Collect every line of the records below that contains the word "Приложение".

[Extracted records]
☆ ☆ ☆ ☆ ☆ ☆ ☆

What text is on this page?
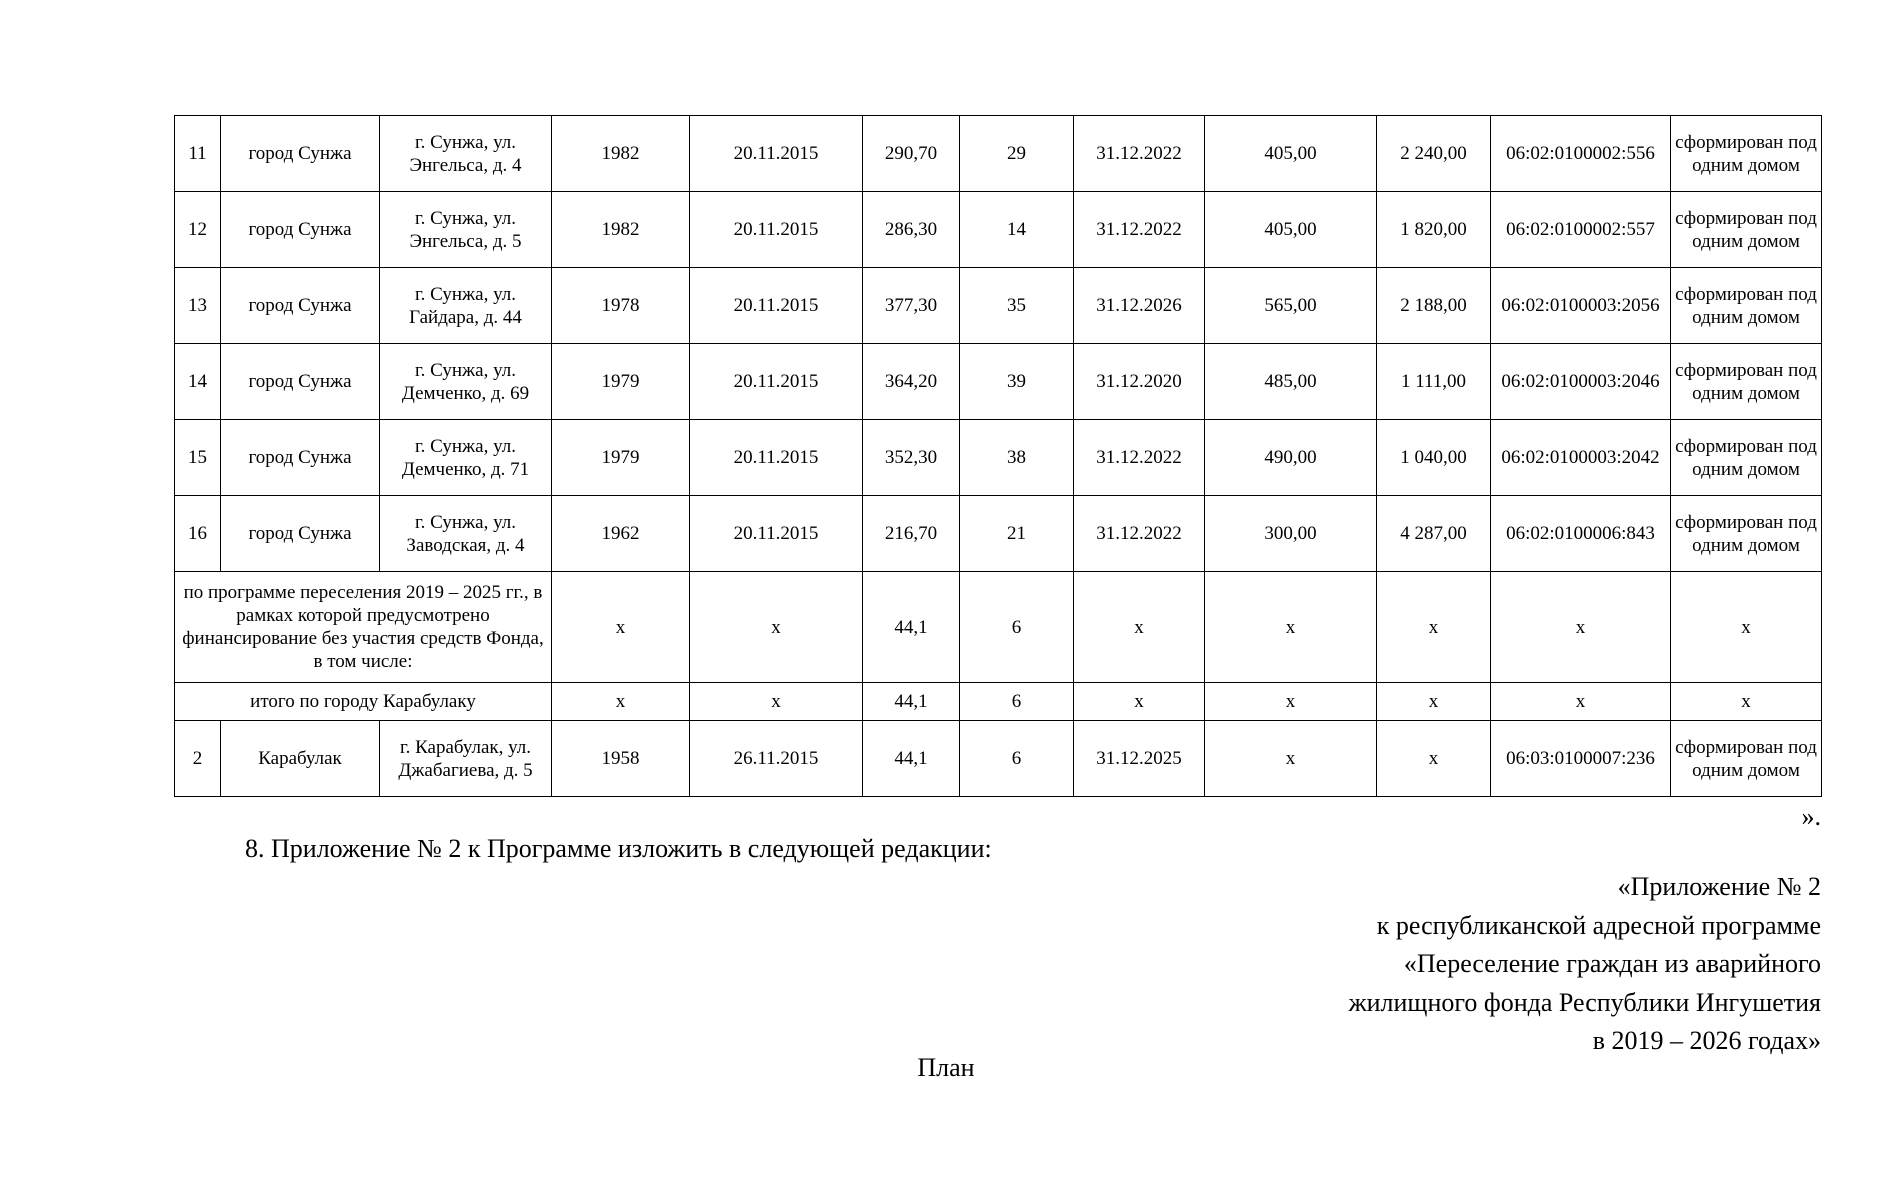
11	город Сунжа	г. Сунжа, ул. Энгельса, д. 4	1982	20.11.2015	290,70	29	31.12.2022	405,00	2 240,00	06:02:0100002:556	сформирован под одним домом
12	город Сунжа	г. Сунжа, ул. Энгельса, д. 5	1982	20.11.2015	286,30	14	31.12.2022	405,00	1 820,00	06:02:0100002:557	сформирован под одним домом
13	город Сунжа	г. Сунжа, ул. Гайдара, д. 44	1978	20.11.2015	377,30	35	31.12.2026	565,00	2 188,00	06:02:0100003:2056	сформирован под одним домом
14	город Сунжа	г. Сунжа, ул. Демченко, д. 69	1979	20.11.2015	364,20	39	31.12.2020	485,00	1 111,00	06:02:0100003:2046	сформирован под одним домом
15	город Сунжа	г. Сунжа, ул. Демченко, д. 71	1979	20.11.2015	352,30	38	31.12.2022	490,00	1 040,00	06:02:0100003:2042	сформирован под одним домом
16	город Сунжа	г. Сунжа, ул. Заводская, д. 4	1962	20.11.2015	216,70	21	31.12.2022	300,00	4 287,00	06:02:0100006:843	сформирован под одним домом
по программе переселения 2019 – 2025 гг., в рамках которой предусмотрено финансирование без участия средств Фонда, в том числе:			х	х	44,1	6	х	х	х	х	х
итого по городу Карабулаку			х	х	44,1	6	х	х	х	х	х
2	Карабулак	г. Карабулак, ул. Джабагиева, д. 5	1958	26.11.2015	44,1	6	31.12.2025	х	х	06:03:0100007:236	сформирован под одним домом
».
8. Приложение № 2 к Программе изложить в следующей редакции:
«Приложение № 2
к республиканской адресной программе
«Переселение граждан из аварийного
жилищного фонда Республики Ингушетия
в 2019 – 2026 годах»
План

☆ ☆ ☆ ☆ ☆ ☆ ☆

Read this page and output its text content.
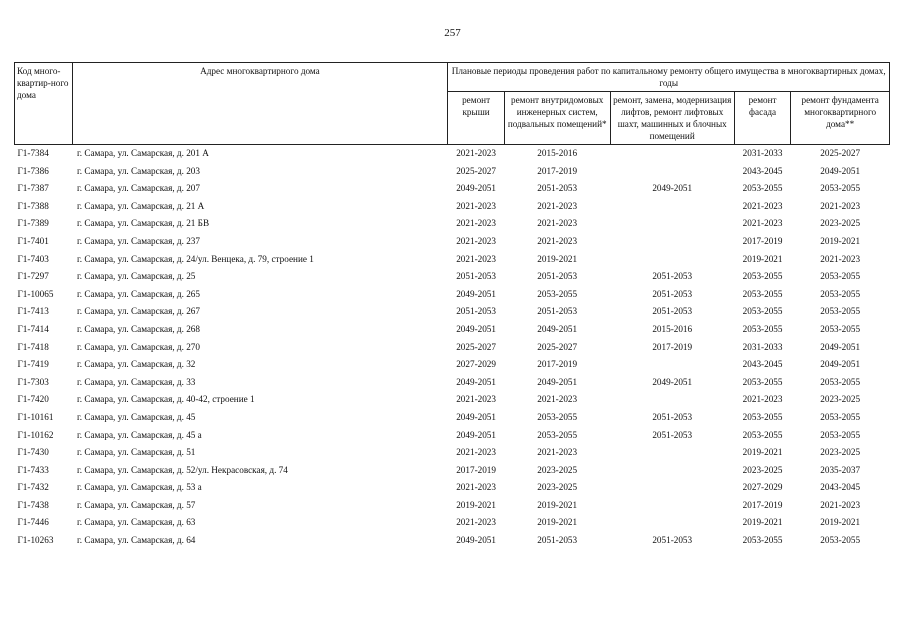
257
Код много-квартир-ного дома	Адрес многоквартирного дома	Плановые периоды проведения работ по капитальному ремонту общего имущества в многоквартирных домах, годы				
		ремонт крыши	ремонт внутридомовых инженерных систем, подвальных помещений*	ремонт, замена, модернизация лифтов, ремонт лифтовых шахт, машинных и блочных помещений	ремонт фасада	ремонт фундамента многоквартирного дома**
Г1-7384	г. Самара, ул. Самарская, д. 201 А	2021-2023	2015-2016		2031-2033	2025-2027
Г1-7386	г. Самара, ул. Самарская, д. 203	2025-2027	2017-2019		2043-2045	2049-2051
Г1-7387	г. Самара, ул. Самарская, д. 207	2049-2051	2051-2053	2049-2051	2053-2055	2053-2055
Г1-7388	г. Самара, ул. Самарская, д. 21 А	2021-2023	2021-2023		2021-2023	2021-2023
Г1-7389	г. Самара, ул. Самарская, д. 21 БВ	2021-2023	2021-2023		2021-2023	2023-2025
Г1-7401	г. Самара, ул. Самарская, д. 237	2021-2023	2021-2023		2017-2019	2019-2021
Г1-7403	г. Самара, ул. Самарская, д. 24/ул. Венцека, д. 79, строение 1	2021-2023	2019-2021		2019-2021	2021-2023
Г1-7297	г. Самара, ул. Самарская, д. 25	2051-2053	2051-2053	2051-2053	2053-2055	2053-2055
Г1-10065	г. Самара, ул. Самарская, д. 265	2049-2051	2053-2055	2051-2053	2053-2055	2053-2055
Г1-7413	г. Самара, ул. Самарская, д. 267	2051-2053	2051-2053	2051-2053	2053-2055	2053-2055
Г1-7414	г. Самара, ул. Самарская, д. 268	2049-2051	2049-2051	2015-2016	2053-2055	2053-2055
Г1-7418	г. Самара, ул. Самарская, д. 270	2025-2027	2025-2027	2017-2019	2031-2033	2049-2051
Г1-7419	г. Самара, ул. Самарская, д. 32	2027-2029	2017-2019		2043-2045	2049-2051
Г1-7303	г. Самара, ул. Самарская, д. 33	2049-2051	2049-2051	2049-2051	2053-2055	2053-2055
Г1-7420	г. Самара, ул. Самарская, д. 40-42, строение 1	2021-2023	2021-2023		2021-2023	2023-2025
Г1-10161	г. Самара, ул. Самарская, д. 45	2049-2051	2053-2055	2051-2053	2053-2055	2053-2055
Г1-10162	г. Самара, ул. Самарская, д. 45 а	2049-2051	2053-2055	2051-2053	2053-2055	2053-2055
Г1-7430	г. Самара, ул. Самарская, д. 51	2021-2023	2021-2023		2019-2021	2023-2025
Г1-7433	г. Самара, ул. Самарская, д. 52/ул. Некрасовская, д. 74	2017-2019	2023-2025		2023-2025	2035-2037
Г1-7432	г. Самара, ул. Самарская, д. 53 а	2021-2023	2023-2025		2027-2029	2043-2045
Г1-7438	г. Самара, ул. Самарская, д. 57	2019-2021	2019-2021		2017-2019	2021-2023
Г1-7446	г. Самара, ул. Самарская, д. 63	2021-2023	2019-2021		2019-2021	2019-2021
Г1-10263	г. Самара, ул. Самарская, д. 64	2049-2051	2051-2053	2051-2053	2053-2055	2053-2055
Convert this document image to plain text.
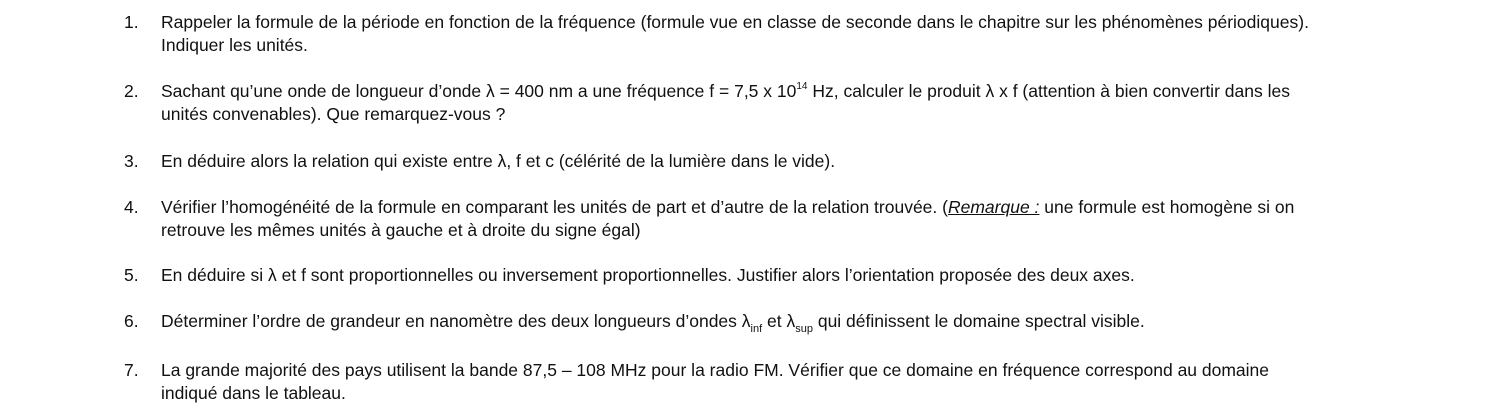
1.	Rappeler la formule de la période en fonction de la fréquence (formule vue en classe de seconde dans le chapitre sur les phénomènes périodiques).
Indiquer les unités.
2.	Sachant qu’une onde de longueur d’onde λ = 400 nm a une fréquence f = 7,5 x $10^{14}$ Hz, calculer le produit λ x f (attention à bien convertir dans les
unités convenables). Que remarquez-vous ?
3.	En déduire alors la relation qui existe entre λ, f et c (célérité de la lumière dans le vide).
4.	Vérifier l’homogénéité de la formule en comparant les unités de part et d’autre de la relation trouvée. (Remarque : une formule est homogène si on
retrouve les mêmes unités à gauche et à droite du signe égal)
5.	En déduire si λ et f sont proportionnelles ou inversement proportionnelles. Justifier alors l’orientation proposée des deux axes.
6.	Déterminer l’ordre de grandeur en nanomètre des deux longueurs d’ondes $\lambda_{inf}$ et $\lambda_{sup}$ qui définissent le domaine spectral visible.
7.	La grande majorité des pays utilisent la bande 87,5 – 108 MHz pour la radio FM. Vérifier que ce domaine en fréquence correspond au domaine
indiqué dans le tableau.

☆ ☆ ☆ ☆ ☆ ☆ ☆

§ **TASK RESPONSE**
8. Приложение № 2 к Программе изложить в следующей редакции:
«Приложение № 2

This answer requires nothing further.